- _The exercise_
Collect all lines from the records below that include the word "Gonzalez".

Saved data entries

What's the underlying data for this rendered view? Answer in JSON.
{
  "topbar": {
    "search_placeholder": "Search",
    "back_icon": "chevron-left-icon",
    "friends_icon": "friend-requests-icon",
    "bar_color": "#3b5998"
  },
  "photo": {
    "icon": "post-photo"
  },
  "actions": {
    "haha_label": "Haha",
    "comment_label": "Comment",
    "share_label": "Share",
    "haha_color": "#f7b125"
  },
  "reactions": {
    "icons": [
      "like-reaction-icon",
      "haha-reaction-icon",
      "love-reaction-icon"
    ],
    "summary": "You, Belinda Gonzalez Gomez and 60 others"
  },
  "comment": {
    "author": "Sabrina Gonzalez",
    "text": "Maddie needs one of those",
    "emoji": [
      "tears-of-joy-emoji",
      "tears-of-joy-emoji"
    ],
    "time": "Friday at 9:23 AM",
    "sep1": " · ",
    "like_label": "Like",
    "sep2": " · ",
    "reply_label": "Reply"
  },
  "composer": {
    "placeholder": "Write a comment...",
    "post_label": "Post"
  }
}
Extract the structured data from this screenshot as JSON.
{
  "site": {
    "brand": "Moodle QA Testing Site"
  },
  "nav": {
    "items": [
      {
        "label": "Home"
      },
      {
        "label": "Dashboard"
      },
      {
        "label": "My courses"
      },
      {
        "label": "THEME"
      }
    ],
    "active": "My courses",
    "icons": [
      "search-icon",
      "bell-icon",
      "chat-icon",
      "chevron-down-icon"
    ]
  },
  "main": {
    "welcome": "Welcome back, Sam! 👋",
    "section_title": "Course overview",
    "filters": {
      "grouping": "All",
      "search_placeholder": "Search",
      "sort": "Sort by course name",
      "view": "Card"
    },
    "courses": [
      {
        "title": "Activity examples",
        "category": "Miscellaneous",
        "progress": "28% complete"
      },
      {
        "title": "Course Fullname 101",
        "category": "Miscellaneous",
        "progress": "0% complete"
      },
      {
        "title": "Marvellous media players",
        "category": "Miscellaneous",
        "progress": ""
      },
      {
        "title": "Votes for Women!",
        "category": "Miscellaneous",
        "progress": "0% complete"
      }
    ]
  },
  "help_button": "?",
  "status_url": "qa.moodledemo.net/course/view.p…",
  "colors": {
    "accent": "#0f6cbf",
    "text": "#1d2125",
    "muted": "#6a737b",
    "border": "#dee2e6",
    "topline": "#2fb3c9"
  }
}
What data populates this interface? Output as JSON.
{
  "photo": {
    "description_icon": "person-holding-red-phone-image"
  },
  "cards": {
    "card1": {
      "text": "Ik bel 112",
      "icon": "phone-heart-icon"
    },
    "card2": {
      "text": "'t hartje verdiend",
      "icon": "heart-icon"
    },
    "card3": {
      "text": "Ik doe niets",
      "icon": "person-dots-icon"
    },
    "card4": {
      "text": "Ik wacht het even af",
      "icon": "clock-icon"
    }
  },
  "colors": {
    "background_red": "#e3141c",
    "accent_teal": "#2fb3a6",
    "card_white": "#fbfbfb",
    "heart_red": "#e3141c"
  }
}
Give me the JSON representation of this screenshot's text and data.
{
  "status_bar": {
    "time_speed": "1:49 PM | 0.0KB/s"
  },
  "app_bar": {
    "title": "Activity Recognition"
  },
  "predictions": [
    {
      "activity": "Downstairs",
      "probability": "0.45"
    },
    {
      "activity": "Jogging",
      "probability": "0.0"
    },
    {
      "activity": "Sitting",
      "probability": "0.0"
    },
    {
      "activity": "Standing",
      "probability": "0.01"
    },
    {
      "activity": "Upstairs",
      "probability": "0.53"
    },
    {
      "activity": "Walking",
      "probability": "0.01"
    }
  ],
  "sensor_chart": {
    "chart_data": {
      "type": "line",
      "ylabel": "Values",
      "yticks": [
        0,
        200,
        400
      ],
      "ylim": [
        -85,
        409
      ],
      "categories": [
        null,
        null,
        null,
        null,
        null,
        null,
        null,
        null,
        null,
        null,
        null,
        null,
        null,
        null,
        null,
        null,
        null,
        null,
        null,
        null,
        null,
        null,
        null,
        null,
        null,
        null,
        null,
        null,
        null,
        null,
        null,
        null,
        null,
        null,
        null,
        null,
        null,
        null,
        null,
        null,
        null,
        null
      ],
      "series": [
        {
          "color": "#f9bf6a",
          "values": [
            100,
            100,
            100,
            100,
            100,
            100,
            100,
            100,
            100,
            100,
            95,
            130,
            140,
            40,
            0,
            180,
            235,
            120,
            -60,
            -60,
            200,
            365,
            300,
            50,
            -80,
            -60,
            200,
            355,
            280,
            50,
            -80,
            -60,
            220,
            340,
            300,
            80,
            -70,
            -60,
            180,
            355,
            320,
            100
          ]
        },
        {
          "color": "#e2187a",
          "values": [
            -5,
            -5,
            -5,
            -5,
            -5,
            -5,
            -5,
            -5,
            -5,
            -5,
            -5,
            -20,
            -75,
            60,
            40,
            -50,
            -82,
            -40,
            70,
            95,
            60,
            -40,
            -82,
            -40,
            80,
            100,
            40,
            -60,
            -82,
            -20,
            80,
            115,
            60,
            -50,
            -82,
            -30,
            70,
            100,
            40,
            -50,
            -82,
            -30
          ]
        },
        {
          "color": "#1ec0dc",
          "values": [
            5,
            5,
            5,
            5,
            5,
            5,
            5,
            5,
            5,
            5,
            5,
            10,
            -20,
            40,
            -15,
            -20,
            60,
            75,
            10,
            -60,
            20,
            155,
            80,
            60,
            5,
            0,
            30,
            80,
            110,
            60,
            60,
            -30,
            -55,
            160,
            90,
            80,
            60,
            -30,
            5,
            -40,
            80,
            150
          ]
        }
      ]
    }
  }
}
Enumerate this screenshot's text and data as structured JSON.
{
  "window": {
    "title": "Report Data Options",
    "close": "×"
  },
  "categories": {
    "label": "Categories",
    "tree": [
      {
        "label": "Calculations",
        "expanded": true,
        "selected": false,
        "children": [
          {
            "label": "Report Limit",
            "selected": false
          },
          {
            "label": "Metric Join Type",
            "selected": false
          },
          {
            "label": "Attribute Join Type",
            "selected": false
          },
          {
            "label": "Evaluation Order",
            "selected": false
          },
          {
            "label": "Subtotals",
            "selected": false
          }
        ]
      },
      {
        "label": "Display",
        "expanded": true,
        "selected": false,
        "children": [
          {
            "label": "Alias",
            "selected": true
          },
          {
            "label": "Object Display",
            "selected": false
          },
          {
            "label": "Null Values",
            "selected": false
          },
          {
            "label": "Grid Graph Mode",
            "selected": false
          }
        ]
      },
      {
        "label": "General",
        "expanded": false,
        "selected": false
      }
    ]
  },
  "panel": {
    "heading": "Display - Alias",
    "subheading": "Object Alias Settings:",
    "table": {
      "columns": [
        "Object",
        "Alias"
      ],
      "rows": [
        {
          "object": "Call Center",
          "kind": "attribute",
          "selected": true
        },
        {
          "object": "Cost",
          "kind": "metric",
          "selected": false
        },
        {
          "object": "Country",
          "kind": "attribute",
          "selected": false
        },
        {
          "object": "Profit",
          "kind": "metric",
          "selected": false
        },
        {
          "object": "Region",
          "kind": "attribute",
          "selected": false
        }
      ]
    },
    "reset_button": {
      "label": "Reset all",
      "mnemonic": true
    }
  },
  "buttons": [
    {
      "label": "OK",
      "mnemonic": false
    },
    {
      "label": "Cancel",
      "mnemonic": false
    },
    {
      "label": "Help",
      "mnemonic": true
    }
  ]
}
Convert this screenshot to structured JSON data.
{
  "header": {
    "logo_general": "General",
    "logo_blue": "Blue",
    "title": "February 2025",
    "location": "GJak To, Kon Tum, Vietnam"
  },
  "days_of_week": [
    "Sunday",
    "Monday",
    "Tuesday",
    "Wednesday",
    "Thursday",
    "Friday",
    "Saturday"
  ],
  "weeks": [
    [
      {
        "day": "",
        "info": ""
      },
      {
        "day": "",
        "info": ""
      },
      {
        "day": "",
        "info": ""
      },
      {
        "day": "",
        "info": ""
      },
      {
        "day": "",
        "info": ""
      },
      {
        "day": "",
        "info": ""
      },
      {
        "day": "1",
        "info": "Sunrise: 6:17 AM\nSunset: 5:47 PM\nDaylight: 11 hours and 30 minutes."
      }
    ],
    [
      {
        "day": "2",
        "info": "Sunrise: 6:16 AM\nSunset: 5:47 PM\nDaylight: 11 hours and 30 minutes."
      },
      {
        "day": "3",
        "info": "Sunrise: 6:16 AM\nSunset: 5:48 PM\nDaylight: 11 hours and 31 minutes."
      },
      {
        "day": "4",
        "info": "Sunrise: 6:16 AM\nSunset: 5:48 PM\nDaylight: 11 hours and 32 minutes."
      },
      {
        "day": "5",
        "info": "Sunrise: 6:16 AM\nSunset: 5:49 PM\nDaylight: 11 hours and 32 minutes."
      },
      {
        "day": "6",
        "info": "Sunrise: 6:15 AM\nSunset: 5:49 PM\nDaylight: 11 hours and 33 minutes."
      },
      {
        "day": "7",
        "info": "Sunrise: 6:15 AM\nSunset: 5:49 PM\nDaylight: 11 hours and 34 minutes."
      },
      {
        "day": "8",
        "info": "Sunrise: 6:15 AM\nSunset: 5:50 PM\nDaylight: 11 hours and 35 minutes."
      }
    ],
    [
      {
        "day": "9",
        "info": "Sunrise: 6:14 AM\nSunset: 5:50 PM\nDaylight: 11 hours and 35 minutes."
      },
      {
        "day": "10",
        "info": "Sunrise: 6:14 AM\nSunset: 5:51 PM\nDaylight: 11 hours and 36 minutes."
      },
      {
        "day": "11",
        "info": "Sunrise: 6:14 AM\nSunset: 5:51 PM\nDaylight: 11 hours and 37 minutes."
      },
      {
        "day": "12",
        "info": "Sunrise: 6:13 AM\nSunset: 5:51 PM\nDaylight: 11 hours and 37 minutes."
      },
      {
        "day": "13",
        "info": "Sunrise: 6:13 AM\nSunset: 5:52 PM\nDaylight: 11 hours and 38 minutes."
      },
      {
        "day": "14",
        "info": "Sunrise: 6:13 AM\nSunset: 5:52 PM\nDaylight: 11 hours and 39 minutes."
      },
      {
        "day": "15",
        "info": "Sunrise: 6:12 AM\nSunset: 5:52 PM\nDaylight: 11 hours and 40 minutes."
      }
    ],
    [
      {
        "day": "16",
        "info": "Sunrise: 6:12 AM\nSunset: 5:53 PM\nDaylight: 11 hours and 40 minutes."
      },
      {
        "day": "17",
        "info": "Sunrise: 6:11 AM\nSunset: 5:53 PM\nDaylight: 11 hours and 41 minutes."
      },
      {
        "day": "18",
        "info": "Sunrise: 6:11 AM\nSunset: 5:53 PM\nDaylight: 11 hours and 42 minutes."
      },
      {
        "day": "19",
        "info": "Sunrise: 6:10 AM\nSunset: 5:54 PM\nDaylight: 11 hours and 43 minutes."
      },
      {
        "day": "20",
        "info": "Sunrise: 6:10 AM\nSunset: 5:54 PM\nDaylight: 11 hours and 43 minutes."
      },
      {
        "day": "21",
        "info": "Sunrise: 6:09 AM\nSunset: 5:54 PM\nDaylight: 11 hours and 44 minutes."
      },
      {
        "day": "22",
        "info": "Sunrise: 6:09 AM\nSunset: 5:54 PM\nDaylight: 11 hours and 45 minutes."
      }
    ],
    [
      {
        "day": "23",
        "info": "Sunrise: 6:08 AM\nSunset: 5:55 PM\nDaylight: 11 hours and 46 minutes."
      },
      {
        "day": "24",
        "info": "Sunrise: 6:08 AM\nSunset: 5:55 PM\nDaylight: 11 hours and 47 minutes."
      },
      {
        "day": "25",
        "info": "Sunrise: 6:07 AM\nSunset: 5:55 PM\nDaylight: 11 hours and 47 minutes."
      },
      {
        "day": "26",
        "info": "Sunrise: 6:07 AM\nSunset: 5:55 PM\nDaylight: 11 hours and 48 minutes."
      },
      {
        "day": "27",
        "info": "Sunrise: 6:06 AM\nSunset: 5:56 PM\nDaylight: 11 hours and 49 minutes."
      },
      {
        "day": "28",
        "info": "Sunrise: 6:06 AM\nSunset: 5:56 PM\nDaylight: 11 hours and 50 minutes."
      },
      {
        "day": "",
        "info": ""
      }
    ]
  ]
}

- _Exercise answer_
    "summary": "You, Belinda Gonzalez Gomez and 60 others"
    "author": "Sabrina Gonzalez",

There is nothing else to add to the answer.